→ RECORD EXTRACTS:
──────────

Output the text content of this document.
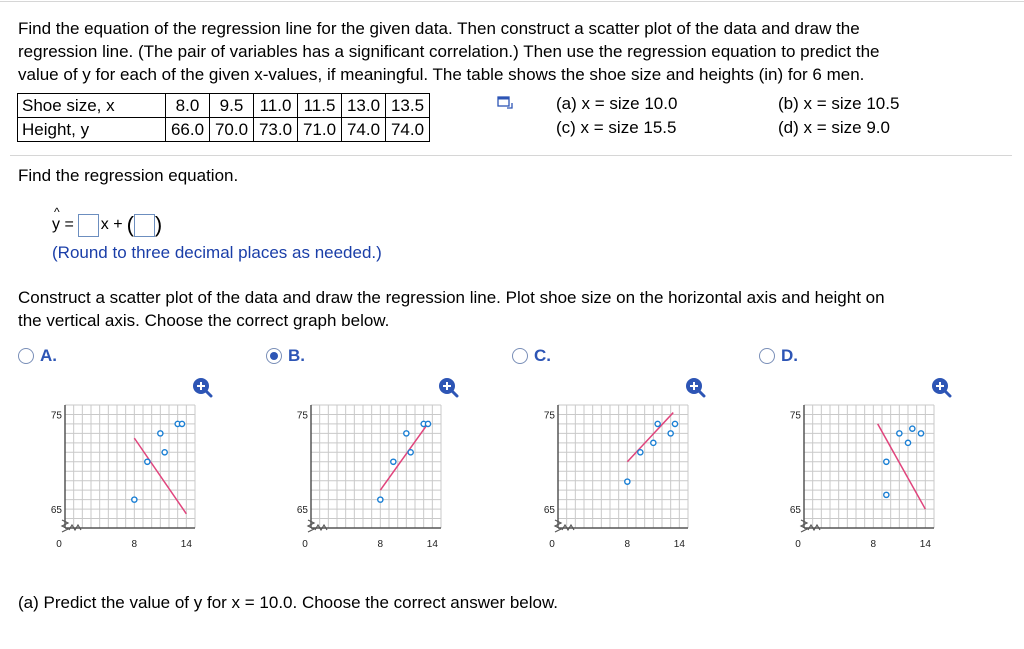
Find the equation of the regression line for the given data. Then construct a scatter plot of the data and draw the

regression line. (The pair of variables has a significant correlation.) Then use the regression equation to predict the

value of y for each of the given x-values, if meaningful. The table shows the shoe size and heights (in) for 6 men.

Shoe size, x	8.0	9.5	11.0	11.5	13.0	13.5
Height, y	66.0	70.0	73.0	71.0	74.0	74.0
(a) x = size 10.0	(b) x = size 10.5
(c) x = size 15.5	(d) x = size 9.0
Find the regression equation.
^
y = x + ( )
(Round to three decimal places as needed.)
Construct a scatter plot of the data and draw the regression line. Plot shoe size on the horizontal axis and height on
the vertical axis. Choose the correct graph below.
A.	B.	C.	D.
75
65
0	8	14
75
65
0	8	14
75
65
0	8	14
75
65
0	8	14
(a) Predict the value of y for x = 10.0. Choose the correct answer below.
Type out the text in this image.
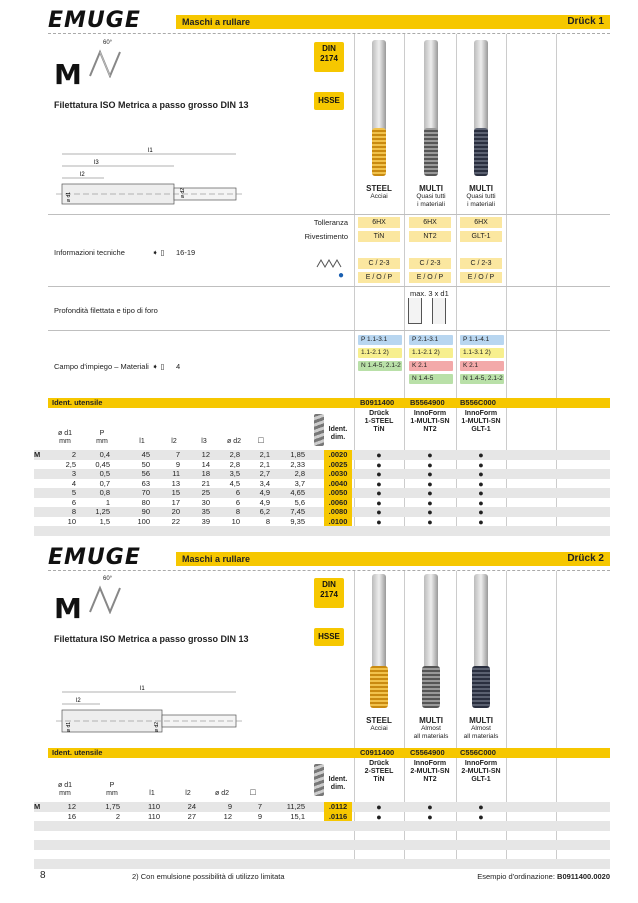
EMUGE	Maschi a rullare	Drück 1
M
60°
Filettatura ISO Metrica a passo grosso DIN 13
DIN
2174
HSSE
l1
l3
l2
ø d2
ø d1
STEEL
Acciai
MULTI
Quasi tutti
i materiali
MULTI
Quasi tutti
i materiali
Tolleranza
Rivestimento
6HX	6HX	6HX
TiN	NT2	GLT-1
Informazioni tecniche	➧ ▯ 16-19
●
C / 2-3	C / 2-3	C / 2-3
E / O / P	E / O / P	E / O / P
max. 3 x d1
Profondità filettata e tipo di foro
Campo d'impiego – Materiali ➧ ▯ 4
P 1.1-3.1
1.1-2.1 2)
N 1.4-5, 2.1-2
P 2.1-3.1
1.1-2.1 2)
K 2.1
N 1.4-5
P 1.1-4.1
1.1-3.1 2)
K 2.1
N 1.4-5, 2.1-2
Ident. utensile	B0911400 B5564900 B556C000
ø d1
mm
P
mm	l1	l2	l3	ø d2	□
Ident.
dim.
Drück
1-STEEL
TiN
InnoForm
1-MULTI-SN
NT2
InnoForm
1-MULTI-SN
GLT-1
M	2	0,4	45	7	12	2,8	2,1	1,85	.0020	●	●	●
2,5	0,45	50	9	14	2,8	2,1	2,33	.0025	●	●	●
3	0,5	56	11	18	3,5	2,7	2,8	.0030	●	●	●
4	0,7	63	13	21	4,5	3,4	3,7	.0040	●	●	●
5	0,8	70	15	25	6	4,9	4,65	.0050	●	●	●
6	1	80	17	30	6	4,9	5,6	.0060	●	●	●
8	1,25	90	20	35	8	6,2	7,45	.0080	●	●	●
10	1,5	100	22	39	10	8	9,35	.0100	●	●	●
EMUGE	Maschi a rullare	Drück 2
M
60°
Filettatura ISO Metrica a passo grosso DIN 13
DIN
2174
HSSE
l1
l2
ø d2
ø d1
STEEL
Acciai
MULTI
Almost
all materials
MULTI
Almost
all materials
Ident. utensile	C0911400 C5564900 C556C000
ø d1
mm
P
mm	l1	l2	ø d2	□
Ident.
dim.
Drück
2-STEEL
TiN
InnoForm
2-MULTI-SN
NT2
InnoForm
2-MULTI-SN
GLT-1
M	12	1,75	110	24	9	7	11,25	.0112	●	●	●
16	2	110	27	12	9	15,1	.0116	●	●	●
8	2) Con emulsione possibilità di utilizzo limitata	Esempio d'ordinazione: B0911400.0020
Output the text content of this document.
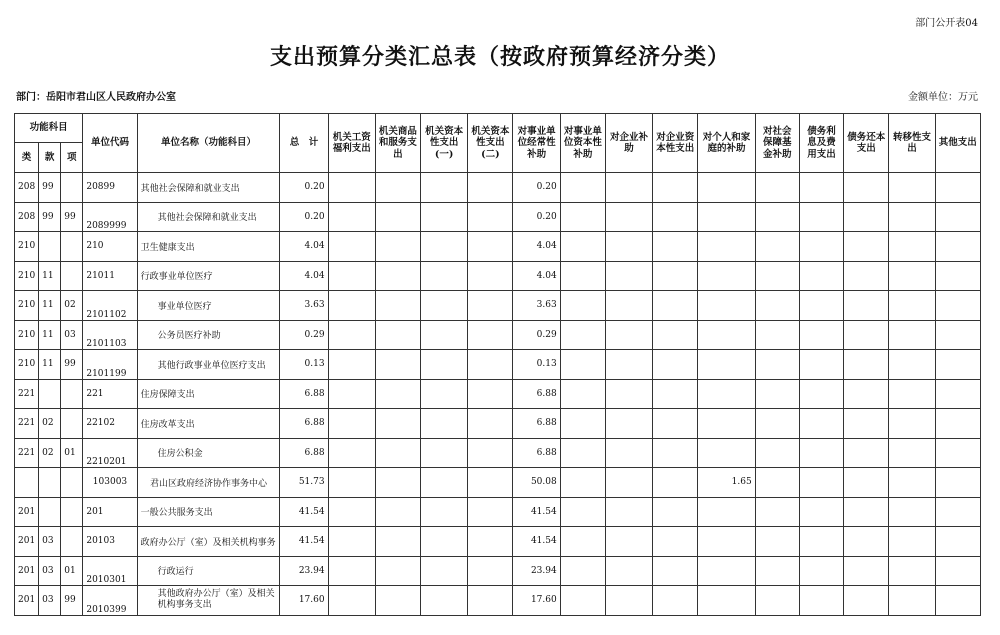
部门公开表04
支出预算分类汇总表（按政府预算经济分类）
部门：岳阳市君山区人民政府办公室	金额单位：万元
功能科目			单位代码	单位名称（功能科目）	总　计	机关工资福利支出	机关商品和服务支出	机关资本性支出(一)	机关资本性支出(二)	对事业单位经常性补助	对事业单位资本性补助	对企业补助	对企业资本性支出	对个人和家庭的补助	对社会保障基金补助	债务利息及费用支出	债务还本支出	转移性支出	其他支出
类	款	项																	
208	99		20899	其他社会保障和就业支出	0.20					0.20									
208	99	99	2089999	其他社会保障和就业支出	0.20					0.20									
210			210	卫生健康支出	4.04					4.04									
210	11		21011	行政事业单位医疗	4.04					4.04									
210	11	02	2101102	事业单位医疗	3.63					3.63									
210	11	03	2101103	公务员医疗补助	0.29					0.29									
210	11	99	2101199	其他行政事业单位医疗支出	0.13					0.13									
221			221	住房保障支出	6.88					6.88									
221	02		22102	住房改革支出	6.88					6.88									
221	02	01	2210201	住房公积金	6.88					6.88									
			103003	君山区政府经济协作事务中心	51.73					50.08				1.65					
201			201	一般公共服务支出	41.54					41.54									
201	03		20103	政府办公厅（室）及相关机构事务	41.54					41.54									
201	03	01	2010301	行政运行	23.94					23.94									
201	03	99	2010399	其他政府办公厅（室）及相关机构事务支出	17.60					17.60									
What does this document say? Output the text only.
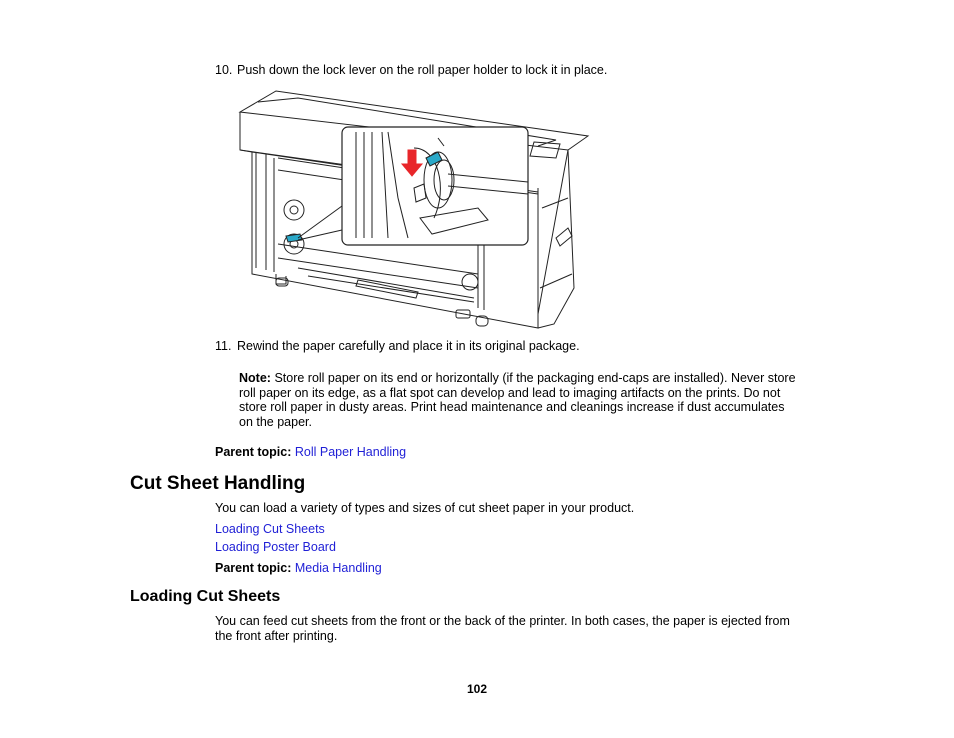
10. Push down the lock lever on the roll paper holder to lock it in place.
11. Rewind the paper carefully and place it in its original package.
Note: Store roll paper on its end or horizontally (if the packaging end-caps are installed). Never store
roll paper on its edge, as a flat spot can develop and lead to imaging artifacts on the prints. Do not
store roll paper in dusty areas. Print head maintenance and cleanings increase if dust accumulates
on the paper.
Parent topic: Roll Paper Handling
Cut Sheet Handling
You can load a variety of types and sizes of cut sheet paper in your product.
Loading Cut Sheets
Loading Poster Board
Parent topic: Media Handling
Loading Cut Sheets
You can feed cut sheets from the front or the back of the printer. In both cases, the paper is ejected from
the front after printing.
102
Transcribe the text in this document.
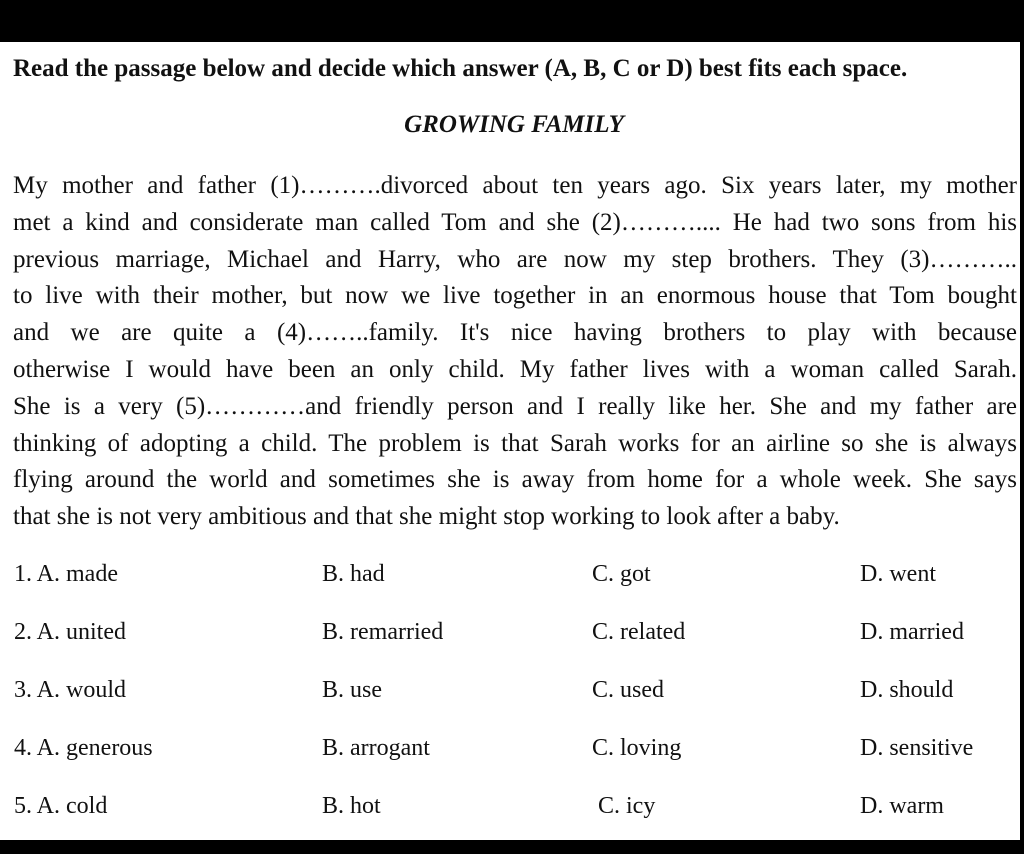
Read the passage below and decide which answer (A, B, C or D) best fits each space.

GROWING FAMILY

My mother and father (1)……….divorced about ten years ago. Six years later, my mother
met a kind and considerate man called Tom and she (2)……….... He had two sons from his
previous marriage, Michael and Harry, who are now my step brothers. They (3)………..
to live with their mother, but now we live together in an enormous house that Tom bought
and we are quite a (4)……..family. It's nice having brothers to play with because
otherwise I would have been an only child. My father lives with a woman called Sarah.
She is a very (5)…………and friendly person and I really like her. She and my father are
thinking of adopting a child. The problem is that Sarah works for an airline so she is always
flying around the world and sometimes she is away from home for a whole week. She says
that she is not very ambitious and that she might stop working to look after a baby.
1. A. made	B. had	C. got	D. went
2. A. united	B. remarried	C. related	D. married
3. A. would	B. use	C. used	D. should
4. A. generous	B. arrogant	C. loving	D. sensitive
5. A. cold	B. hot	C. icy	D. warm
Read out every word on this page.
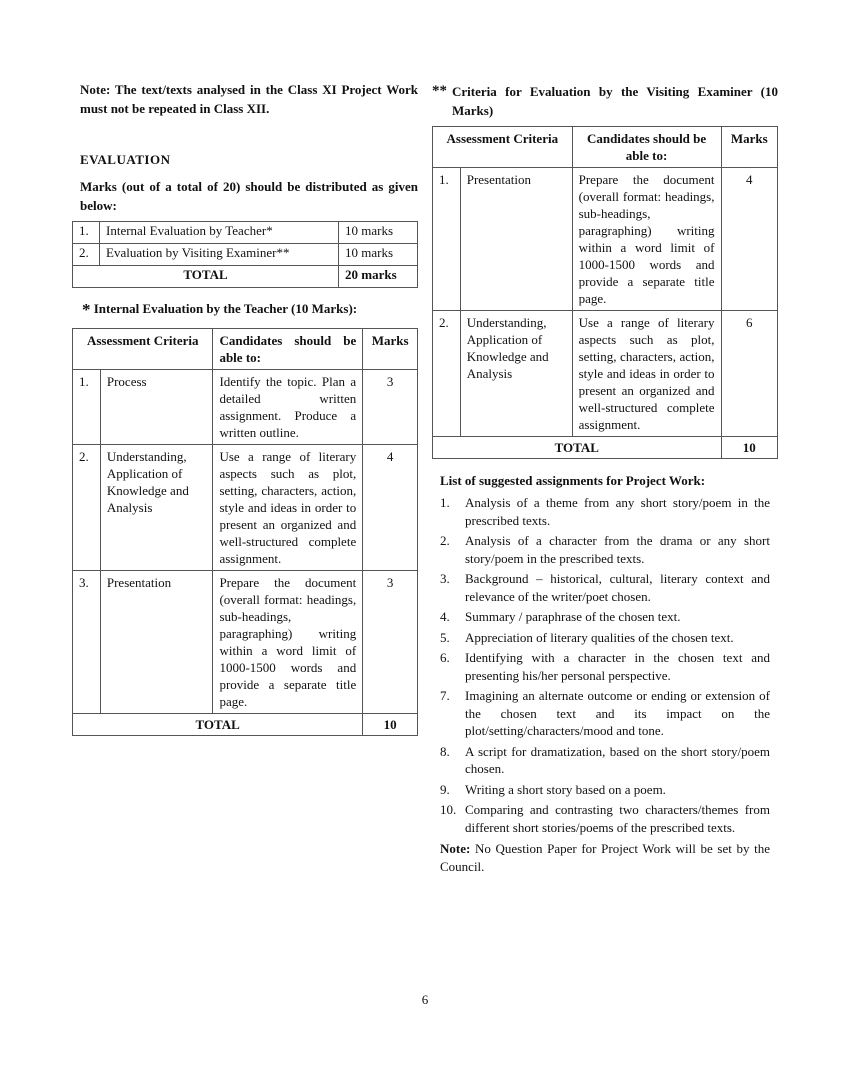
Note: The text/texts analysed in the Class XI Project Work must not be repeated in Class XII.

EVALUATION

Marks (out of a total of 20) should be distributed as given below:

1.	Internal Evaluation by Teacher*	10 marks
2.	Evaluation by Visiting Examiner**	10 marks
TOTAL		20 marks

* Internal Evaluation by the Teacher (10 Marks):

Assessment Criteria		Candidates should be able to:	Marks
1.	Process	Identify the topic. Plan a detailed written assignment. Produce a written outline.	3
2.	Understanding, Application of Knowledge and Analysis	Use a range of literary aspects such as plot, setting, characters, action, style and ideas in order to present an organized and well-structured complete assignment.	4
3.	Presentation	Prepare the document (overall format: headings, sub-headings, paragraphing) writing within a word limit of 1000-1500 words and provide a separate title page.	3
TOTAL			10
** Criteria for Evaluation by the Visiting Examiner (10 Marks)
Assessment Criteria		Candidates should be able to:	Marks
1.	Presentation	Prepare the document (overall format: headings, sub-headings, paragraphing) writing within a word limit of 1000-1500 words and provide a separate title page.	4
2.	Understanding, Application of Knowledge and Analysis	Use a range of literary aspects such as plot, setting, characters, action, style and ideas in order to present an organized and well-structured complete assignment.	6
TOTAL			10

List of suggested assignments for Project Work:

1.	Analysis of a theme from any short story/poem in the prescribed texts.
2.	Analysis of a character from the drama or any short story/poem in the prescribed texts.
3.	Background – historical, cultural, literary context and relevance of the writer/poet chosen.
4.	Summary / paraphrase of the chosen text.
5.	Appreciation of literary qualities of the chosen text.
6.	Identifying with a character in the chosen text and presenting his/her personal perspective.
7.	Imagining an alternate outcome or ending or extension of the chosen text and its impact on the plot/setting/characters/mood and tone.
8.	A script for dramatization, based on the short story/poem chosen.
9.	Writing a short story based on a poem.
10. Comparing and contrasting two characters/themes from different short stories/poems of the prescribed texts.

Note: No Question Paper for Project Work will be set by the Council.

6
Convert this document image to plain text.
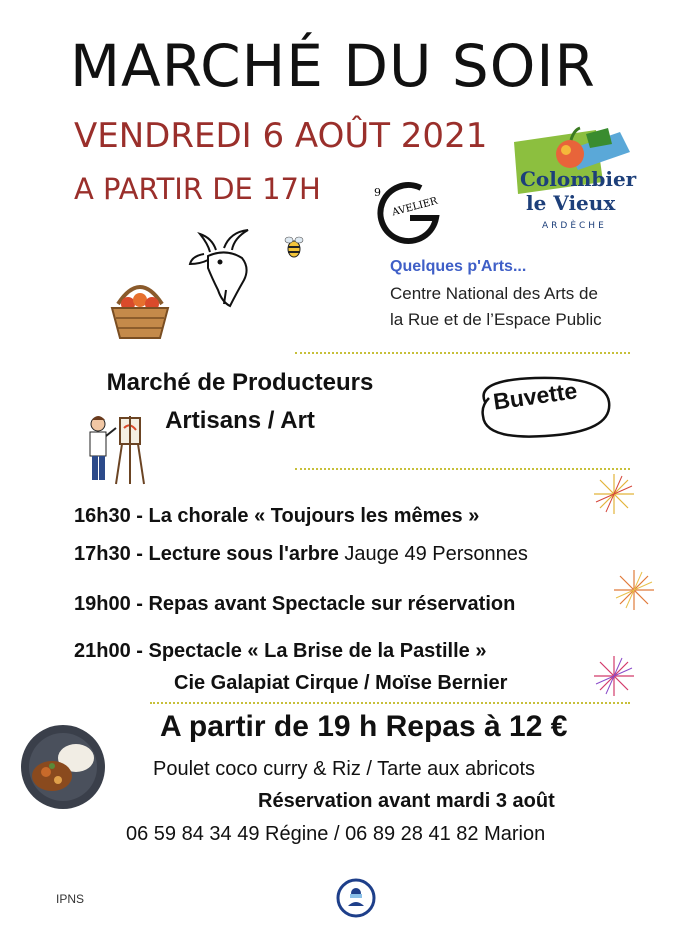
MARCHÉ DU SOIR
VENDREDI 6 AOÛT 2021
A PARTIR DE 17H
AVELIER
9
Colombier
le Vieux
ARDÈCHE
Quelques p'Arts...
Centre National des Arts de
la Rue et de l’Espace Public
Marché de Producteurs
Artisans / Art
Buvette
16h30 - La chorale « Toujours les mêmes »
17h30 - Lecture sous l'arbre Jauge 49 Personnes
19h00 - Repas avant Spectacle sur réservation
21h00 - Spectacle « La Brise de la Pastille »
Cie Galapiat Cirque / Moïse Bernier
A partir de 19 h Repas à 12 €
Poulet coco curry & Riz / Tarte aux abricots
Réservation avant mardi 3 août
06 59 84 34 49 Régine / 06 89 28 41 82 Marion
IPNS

──────────

→ WORK REQUIRED:
Pull out and copy each line containing the string "only".

→ PROBLEM SOLUTION:
What does this document say? Output the text only.
otherwise I would have been an only child. My father lives with a woman called Sarah.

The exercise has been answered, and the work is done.